Pull every line holding the string "JSON" from the records below.

** START OF INFORMATION PROVIDED **

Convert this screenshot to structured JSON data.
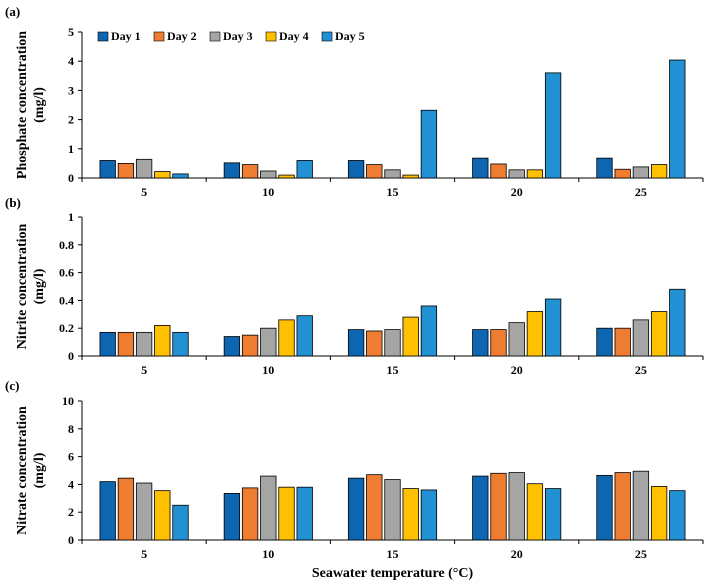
{
  "chart_data": [
    {
      "type": "bar",
      "panel_label": "(a)",
      "ylabel": [
        "Phosphate concentration",
        "(mg/l)"
      ],
      "xlabel": "",
      "categories": [
        "5",
        "10",
        "15",
        "20",
        "25"
      ],
      "ylim": [
        0,
        5
      ],
      "yticks": [
        0,
        1,
        2,
        3,
        4,
        5
      ],
      "legend": "top-left",
      "series": [
        {
          "name": "Day 1",
          "color": "#0e65b0",
          "values": [
            0.6,
            0.52,
            0.6,
            0.68,
            0.68
          ]
        },
        {
          "name": "Day 2",
          "color": "#ee7d31",
          "values": [
            0.5,
            0.46,
            0.46,
            0.48,
            0.3
          ]
        },
        {
          "name": "Day 3",
          "color": "#a5a5a5",
          "values": [
            0.64,
            0.24,
            0.28,
            0.28,
            0.38
          ]
        },
        {
          "name": "Day 4",
          "color": "#ffc000",
          "values": [
            0.22,
            0.1,
            0.1,
            0.28,
            0.46
          ]
        },
        {
          "name": "Day 5",
          "color": "#2191d3",
          "values": [
            0.14,
            0.6,
            2.32,
            3.6,
            4.04
          ]
        }
      ]
    },
    {
      "type": "bar",
      "panel_label": "(b)",
      "ylabel": [
        "Nitrite concentration",
        "(mg/l)"
      ],
      "xlabel": "",
      "categories": [
        "5",
        "10",
        "15",
        "20",
        "25"
      ],
      "ylim": [
        0,
        1
      ],
      "yticks": [
        0,
        0.2,
        0.4,
        0.6,
        0.8,
        1
      ],
      "series": [
        {
          "name": "Day 1",
          "color": "#0e65b0",
          "values": [
            0.17,
            0.14,
            0.19,
            0.19,
            0.2
          ]
        },
        {
          "name": "Day 2",
          "color": "#ee7d31",
          "values": [
            0.17,
            0.15,
            0.18,
            0.19,
            0.2
          ]
        },
        {
          "name": "Day 3",
          "color": "#a5a5a5",
          "values": [
            0.17,
            0.2,
            0.19,
            0.24,
            0.26
          ]
        },
        {
          "name": "Day 4",
          "color": "#ffc000",
          "values": [
            0.22,
            0.26,
            0.28,
            0.32,
            0.32
          ]
        },
        {
          "name": "Day 5",
          "color": "#2191d3",
          "values": [
            0.17,
            0.29,
            0.36,
            0.41,
            0.48
          ]
        }
      ]
    },
    {
      "type": "bar",
      "panel_label": "(c)",
      "ylabel": [
        "Nitrate concentration",
        "(mg/l)"
      ],
      "xlabel": "Seawater temperature (°C)",
      "categories": [
        "5",
        "10",
        "15",
        "20",
        "25"
      ],
      "ylim": [
        0,
        10
      ],
      "yticks": [
        0,
        2,
        4,
        6,
        8,
        10
      ],
      "series": [
        {
          "name": "Day 1",
          "color": "#0e65b0",
          "values": [
            4.2,
            3.35,
            4.45,
            4.6,
            4.65
          ]
        },
        {
          "name": "Day 2",
          "color": "#ee7d31",
          "values": [
            4.45,
            3.75,
            4.7,
            4.8,
            4.85
          ]
        },
        {
          "name": "Day 3",
          "color": "#a5a5a5",
          "values": [
            4.1,
            4.6,
            4.35,
            4.85,
            4.95
          ]
        },
        {
          "name": "Day 4",
          "color": "#ffc000",
          "values": [
            3.55,
            3.8,
            3.7,
            4.05,
            3.85
          ]
        },
        {
          "name": "Day 5",
          "color": "#2191d3",
          "values": [
            2.5,
            3.8,
            3.6,
            3.7,
            3.55
          ]
        }
      ]
    }
  ]
}
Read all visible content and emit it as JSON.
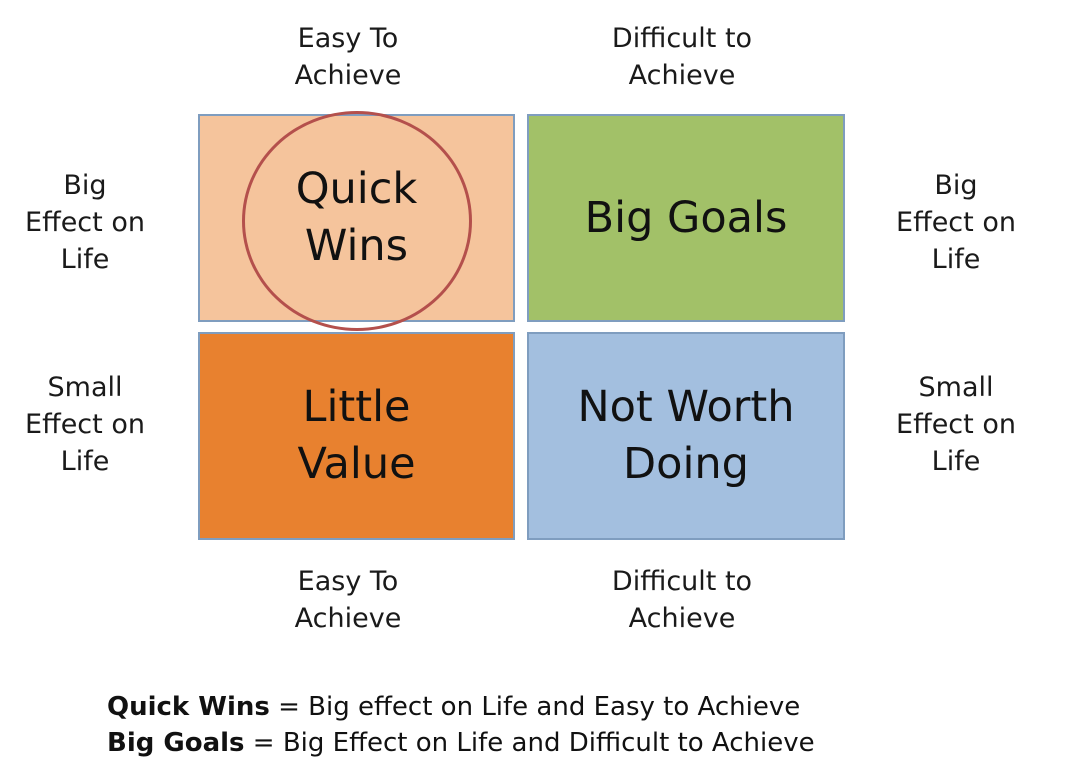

** END OF INFORMATION PROVIDED **

PROBLEM SOLUTION ::
Convert this screenshot to structured JSON data.
Read all visible content and emit it as JSON.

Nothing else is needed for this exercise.